--- EXCERPT TO READ ---
--- START ---

It's not false, you get wrong.

I don't want to make this personal, so I apologize for the tone in my other reply.


In the case of C++, you can just put each method of a class in a
separate .C file. Provided they all include a .H file which defines the
class prototype it's ok.

I'm not sure if GCC C++ does it.
Yes, it does. Consider:

ctmp1.C
#include "ctmp.H"

ctmp::ctmp(void)
{
  cout << "hello world" << endl;
}

ctmp2.C
#include "ctmp.H"

ctmp::~ctmp(void)
{
  cout << "goodbye world" << endl;
}

ctmp.H
#include <iostream>
using namespace std;

class ctmp {
public: ctmp(void);
~ctmp(void);
};


Both .C files compile just fine.

In the case of Java, you can break up a large task into classes which
handle separate functions of the program. For example, a compiler may
have an I/O class, a lexer class, a parser class, an interface for
optimizations, and various implementations of the interface, etc, etc.
Hell, most colleges teach things like the MVC model when doing GUI Java
apps which, last I checked, is a way to refactor one large program into
separate tasks.

We've talking to split files (e.g. 1 file per 1 function or per 1 method), not to separate tasks or factor tasks.

Java can't split many methods of a class to many files,
only 1 file per 1 class, not 1 file per method.

Refactoring doesn't strictly mean one function per file. That's the ideal [in most cases]. Refactoring simply means breaking a large task into smaller re-useable components. For example, suppose you had a Java program made up of 10 classes, and each class you manually coded up a [say] GZIP decompressor, wouldn't it make more sense to split that off into it's own class? That's re-factoring.


In an ideal application (as opposed to library), your "main" class should be fairly trivial pawning off all the hard work to a set of classes which handle all the individual aspects of the program.

This is reflected well in how glade designs GTK+ applications in C. Basically you end up with a C file which constructs and maintains the GUI, the code there should just be calling library functions to do the heavy work.

--- END ---

--- STATED TASK 1 ---
Please reproduce, word for word, the part of the post on splitting C++ and Java code across files that opens with the words containing "Hell, most colleges" and closes with "separate tasks.".

--- SUPPLIED RECORDS ---
--- START ---

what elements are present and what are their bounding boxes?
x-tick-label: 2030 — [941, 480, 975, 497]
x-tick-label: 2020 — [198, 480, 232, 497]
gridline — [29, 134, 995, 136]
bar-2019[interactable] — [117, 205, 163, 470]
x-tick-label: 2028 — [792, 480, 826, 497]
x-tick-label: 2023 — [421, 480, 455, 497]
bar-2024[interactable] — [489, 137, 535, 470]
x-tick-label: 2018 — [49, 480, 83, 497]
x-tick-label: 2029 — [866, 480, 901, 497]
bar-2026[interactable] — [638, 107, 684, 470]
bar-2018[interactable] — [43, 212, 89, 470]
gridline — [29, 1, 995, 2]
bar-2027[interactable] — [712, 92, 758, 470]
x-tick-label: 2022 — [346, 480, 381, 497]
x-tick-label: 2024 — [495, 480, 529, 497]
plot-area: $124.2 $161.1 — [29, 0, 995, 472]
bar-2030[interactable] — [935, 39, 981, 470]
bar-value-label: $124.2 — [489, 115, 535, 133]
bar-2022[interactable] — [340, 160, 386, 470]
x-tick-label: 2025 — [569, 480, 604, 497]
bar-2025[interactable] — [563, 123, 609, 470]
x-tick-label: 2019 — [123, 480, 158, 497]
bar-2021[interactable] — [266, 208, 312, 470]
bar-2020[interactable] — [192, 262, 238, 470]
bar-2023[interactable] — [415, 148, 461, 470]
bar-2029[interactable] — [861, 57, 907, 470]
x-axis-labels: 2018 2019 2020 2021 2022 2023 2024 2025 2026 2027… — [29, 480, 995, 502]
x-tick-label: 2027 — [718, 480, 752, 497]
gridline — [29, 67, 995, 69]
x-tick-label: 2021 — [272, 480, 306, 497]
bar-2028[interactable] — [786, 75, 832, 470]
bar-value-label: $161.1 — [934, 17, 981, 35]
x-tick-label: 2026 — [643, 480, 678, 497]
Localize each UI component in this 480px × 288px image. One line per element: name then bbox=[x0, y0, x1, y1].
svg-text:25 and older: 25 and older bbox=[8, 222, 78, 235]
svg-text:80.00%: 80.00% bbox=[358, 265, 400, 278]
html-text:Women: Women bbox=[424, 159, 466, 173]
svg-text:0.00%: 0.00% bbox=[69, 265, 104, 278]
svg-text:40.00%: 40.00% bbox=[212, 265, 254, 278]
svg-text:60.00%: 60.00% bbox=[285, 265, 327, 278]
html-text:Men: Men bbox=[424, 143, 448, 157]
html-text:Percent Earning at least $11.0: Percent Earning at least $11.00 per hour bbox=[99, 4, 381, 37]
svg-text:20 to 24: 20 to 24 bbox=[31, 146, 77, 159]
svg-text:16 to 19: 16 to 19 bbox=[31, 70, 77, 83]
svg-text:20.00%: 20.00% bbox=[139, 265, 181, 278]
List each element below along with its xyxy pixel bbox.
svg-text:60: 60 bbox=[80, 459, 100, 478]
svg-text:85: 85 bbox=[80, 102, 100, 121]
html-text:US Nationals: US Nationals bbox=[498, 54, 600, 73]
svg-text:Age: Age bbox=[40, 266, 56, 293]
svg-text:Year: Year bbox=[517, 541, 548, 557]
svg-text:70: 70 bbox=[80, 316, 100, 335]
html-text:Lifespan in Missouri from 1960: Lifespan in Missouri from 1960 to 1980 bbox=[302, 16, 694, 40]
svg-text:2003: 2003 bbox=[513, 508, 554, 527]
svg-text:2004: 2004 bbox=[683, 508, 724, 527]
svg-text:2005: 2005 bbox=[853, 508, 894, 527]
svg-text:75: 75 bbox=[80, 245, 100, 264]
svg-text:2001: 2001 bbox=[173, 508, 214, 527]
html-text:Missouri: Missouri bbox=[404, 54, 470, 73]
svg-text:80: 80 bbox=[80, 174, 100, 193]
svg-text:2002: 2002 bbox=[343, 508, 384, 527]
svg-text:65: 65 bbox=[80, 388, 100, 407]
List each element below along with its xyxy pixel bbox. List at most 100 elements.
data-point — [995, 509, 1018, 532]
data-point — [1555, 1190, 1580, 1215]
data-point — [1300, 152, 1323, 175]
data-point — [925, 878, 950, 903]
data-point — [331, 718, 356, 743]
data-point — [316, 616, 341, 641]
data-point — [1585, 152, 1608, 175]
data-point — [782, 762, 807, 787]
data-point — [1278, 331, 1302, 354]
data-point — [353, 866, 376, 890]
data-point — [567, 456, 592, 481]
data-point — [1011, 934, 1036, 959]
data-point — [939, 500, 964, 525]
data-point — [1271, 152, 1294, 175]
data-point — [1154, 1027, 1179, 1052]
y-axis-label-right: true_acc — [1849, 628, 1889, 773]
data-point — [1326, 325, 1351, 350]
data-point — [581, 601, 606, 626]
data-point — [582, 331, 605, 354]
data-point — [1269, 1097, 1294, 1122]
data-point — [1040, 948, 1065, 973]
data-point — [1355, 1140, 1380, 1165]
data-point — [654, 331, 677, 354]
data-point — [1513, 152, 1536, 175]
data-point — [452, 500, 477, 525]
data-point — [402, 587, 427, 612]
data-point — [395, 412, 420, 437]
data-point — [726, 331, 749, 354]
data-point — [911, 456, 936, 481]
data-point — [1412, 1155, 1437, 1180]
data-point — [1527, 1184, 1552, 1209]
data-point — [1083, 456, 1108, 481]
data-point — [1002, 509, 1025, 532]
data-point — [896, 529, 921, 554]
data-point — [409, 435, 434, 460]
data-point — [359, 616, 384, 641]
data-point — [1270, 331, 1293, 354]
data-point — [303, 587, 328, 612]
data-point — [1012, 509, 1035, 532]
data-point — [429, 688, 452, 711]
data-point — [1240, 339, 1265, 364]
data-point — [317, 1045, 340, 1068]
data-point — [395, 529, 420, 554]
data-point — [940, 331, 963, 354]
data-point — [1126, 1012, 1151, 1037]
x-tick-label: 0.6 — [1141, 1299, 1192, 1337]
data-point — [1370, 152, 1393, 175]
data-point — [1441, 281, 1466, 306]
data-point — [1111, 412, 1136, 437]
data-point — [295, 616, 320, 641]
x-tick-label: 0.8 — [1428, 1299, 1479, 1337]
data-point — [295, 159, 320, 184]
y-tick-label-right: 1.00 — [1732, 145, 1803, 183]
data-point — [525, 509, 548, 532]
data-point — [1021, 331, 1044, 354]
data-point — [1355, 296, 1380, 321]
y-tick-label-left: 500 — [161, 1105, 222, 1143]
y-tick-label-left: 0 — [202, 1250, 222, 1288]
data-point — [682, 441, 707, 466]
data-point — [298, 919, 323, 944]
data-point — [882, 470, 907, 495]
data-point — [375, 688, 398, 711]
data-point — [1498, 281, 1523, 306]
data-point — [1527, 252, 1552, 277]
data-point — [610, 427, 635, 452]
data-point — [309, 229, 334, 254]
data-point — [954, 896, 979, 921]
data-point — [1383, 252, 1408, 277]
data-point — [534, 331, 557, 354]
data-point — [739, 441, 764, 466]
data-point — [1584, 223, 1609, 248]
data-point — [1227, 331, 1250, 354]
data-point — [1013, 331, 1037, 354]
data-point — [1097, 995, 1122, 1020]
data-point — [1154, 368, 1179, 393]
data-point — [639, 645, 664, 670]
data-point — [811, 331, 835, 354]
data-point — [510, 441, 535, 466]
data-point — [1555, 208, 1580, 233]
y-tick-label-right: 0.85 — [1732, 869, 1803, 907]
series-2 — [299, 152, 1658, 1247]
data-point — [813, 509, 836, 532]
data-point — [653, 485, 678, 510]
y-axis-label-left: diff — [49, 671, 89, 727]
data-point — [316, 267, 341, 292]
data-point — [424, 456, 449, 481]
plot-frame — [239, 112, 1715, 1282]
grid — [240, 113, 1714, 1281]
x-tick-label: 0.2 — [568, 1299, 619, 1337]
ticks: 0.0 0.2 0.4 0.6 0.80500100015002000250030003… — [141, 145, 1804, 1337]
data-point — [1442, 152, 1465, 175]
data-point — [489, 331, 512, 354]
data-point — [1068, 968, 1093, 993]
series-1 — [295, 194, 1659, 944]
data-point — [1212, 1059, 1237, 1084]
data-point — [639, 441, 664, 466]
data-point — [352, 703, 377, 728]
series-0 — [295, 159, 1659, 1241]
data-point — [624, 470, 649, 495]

--- END ---

--- STATED TASK 2 ---
Edit the records from their first line through the line containing "gridline — [29, 1, 995, 2]", replacing "interactable" with "clickable" and leaving all else unchanged. Give back only those lines.

--- CORRECT RESPONSE 1 ---
Hell, most colleges teach things like the MVC model when doing GUI Java
apps which, last I checked, is a way to refactor one large program into
separate tasks.

--- CORRECT RESPONSE 2 ---
what elements are present and what are their bounding boxes?
x-tick-label: 2030 — [941, 480, 975, 497]
x-tick-label: 2020 — [198, 480, 232, 497]
gridline — [29, 134, 995, 136]
bar-2019[clickable] — [117, 205, 163, 470]
x-tick-label: 2028 — [792, 480, 826, 497]
x-tick-label: 2023 — [421, 480, 455, 497]
bar-2024[clickable] — [489, 137, 535, 470]
x-tick-label: 2018 — [49, 480, 83, 497]
x-tick-label: 2029 — [866, 480, 901, 497]
bar-2026[clickable] — [638, 107, 684, 470]
bar-2018[clickable] — [43, 212, 89, 470]
gridline — [29, 1, 995, 2]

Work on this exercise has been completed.